Exercise goal.
Only the number is wanted: how many lines contain the string "Entidades"?

Given entries.
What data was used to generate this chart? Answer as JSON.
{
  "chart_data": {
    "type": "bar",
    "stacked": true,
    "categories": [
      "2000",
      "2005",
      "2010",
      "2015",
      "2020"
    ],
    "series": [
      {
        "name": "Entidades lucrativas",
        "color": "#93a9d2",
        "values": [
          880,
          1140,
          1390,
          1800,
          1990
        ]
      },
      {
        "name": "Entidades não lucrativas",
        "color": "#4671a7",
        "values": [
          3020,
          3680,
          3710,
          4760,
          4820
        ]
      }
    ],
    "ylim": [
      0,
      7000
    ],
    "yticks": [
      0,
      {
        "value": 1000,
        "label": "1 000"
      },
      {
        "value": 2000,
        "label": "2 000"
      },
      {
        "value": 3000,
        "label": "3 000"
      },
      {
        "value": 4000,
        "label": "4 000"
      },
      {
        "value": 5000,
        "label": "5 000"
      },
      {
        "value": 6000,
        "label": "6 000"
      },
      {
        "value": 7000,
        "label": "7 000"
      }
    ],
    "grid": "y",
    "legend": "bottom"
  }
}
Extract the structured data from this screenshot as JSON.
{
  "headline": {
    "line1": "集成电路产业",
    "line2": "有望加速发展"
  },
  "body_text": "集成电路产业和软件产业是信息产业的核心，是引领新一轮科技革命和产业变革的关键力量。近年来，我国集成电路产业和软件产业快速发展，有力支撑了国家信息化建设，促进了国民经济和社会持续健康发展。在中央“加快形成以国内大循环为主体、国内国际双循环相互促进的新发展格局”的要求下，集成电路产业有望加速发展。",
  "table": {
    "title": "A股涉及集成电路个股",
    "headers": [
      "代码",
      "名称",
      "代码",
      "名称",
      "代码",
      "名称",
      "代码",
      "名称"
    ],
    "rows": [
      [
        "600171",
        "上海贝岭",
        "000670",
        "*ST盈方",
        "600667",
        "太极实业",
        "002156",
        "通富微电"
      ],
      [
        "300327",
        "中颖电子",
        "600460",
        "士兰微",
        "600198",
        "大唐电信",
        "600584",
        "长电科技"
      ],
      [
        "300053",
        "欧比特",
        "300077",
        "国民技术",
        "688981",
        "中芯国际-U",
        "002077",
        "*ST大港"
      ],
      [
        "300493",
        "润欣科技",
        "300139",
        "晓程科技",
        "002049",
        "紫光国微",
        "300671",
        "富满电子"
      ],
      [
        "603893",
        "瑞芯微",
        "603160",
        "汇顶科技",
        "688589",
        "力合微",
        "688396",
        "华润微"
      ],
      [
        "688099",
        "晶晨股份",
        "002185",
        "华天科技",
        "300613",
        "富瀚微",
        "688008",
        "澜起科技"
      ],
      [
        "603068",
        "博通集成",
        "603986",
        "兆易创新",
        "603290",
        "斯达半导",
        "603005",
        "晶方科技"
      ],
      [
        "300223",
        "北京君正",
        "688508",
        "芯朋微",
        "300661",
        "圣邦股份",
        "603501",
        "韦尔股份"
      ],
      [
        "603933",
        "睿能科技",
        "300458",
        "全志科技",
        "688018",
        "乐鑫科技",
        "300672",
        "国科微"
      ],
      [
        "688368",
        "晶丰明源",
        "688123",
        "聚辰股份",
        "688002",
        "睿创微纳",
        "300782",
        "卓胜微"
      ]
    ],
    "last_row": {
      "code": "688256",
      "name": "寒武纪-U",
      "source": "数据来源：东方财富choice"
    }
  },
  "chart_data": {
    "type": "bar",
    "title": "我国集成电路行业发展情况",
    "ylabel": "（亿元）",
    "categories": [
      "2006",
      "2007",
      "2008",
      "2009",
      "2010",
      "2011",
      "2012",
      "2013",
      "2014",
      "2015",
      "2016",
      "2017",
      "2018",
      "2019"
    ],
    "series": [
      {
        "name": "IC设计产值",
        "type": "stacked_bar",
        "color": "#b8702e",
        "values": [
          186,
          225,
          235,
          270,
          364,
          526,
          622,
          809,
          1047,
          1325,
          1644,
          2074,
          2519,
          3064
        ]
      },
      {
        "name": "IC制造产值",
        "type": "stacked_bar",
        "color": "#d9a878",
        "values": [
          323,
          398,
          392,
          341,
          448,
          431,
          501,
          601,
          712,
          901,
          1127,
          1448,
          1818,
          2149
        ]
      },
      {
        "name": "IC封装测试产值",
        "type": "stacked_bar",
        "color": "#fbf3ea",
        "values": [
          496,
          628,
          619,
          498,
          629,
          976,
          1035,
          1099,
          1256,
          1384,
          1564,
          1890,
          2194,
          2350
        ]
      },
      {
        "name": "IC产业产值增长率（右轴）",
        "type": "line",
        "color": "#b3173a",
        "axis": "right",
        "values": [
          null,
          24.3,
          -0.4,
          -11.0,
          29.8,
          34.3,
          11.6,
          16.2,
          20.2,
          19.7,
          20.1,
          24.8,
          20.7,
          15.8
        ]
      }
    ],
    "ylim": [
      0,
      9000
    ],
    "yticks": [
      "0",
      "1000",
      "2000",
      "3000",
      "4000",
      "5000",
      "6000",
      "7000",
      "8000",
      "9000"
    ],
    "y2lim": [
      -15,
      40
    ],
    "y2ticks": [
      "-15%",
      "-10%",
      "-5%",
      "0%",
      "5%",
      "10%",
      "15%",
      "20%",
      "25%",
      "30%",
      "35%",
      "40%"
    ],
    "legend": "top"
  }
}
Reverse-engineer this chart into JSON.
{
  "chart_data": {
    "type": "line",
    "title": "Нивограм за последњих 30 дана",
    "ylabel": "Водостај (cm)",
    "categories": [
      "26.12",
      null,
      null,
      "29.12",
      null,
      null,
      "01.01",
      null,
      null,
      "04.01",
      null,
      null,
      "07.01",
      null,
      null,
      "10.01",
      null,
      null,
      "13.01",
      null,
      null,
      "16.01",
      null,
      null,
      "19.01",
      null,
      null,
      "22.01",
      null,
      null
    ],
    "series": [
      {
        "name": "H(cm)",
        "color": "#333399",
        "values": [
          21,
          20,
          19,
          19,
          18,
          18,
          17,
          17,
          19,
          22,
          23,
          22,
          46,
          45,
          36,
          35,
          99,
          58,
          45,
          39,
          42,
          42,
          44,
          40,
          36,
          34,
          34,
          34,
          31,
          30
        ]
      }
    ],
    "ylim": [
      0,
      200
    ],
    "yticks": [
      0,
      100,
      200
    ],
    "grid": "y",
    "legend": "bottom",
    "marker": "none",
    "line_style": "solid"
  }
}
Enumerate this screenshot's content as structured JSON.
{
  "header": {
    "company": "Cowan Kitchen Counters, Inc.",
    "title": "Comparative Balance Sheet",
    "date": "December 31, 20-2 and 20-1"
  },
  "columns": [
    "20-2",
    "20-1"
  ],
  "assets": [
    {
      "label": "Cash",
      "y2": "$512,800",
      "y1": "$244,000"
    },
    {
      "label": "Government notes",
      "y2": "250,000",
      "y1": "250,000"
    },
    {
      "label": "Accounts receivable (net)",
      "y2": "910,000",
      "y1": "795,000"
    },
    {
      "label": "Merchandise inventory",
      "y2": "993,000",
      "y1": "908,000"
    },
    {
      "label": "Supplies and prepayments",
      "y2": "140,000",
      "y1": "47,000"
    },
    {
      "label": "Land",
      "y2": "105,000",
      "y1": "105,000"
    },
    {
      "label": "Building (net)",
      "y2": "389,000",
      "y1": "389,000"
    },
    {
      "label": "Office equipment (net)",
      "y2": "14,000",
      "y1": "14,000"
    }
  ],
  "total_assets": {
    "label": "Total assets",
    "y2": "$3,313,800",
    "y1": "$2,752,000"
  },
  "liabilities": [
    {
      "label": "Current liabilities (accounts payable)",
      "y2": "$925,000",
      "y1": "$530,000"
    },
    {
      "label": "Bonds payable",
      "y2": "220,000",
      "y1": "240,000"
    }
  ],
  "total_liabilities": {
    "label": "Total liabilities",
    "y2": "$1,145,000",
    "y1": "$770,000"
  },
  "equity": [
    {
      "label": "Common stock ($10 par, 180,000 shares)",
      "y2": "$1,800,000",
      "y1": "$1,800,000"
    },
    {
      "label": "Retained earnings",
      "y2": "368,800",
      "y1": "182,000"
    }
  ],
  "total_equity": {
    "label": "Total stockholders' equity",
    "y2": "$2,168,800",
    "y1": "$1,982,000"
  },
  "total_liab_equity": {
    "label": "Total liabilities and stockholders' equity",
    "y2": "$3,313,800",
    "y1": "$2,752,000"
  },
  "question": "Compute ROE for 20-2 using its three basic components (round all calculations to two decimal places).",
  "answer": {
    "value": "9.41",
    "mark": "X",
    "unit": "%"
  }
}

Solution to the problem.
2